To do ▸ Below are records to be output exactly, every one of them.

The input ▸

----

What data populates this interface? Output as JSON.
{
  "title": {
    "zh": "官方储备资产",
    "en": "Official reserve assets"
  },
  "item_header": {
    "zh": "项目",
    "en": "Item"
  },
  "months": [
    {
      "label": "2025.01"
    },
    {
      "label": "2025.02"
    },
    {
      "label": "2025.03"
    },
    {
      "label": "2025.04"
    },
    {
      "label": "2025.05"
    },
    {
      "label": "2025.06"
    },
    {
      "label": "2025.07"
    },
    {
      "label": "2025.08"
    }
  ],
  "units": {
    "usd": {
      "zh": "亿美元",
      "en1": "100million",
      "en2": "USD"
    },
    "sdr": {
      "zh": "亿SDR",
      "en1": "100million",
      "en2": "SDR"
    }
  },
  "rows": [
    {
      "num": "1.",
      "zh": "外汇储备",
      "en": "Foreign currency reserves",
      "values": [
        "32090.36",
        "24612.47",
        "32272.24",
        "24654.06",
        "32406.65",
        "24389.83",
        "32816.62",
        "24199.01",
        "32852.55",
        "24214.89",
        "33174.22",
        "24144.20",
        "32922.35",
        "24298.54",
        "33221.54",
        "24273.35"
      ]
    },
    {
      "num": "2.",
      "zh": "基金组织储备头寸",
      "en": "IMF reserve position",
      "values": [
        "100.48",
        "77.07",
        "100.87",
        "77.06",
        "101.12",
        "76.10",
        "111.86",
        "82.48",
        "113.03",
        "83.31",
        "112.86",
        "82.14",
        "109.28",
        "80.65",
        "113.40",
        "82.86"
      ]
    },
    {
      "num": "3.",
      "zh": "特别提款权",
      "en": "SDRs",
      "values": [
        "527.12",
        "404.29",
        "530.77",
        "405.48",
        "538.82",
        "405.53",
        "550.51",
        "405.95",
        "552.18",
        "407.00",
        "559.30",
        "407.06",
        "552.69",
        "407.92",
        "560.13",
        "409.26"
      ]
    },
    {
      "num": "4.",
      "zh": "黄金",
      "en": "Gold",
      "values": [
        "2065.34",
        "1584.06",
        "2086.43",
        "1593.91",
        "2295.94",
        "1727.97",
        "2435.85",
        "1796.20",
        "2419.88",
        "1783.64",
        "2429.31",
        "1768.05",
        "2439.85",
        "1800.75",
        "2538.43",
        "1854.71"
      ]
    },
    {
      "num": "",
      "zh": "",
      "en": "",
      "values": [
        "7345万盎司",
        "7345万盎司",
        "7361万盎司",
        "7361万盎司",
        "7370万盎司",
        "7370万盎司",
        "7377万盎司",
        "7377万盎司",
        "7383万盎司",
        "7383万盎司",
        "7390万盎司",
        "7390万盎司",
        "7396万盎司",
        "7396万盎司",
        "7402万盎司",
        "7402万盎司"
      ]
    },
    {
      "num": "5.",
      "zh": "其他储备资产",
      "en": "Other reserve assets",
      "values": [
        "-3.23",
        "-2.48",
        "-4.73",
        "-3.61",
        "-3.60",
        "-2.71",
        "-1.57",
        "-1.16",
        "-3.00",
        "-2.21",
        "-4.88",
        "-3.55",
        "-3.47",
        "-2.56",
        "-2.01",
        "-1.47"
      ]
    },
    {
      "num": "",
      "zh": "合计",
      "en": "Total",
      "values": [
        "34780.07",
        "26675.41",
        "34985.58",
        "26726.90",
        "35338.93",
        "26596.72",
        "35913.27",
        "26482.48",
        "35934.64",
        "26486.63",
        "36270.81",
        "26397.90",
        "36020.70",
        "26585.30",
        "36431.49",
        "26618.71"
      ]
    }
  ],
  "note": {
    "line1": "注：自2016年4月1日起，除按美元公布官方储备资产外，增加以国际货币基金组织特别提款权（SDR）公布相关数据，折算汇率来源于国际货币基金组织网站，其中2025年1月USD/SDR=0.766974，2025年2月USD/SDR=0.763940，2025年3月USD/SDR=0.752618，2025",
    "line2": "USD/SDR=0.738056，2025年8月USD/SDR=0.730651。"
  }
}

----

Full solution ▸
What data populates this interface? Output as JSON.
{
  "title": {
    "zh": "官方储备资产",
    "en": "Official reserve assets"
  },
  "item_header": {
    "zh": "项目",
    "en": "Item"
  },
  "months": [
    {
      "label": "2025.01"
    },
    {
      "label": "2025.02"
    },
    {
      "label": "2025.03"
    },
    {
      "label": "2025.04"
    },
    {
      "label": "2025.05"
    },
    {
      "label": "2025.06"
    },
    {
      "label": "2025.07"
    },
    {
      "label": "2025.08"
    }
  ],
  "units": {
    "usd": {
      "zh": "亿美元",
      "en1": "100million",
      "en2": "USD"
    },
    "sdr": {
      "zh": "亿SDR",
      "en1": "100million",
      "en2": "SDR"
    }
  },
  "rows": [
    {
      "num": "1.",
      "zh": "外汇储备",
      "en": "Foreign currency reserves",
      "values": [
        "32090.36",
        "24612.47",
        "32272.24",
        "24654.06",
        "32406.65",
        "24389.83",
        "32816.62",
        "24199.01",
        "32852.55",
        "24214.89",
        "33174.22",
        "24144.20",
        "32922.35",
        "24298.54",
        "33221.54",
        "24273.35"
      ]
    },
    {
      "num": "2.",
      "zh": "基金组织储备头寸",
      "en": "IMF reserve position",
      "values": [
        "100.48",
        "77.07",
        "100.87",
        "77.06",
        "101.12",
        "76.10",
        "111.86",
        "82.48",
        "113.03",
        "83.31",
        "112.86",
        "82.14",
        "109.28",
        "80.65",
        "113.40",
        "82.86"
      ]
    },
    {
      "num": "3.",
      "zh": "特别提款权",
      "en": "SDRs",
      "values": [
        "527.12",
        "404.29",
        "530.77",
        "405.48",
        "538.82",
        "405.53",
        "550.51",
        "405.95",
        "552.18",
        "407.00",
        "559.30",
        "407.06",
        "552.69",
        "407.92",
        "560.13",
        "409.26"
      ]
    },
    {
      "num": "4.",
      "zh": "黄金",
      "en": "Gold",
      "values": [
        "2065.34",
        "1584.06",
        "2086.43",
        "1593.91",
        "2295.94",
        "1727.97",
        "2435.85",
        "1796.20",
        "2419.88",
        "1783.64",
        "2429.31",
        "1768.05",
        "2439.85",
        "1800.75",
        "2538.43",
        "1854.71"
      ]
    },
    {
      "num": "",
      "zh": "",
      "en": "",
      "values": [
        "7345万盎司",
        "7345万盎司",
        "7361万盎司",
        "7361万盎司",
        "7370万盎司",
        "7370万盎司",
        "7377万盎司",
        "7377万盎司",
        "7383万盎司",
        "7383万盎司",
        "7390万盎司",
        "7390万盎司",
        "7396万盎司",
        "7396万盎司",
        "7402万盎司",
        "7402万盎司"
      ]
    },
    {
      "num": "5.",
      "zh": "其他储备资产",
      "en": "Other reserve assets",
      "values": [
        "-3.23",
        "-2.48",
        "-4.73",
        "-3.61",
        "-3.60",
        "-2.71",
        "-1.57",
        "-1.16",
        "-3.00",
        "-2.21",
        "-4.88",
        "-3.55",
        "-3.47",
        "-2.56",
        "-2.01",
        "-1.47"
      ]
    },
    {
      "num": "",
      "zh": "合计",
      "en": "Total",
      "values": [
        "34780.07",
        "26675.41",
        "34985.58",
        "26726.90",
        "35338.93",
        "26596.72",
        "35913.27",
        "26482.48",
        "35934.64",
        "26486.63",
        "36270.81",
        "26397.90",
        "36020.70",
        "26585.30",
        "36431.49",
        "26618.71"
      ]
    }
  ],
  "note": {
    "line1": "注：自2016年4月1日起，除按美元公布官方储备资产外，增加以国际货币基金组织特别提款权（SDR）公布相关数据，折算汇率来源于国际货币基金组织网站，其中2025年1月USD/SDR=0.766974，2025年2月USD/SDR=0.763940，2025年3月USD/SDR=0.752618，2025",
    "line2": "USD/SDR=0.738056，2025年8月USD/SDR=0.730651。"
  }
}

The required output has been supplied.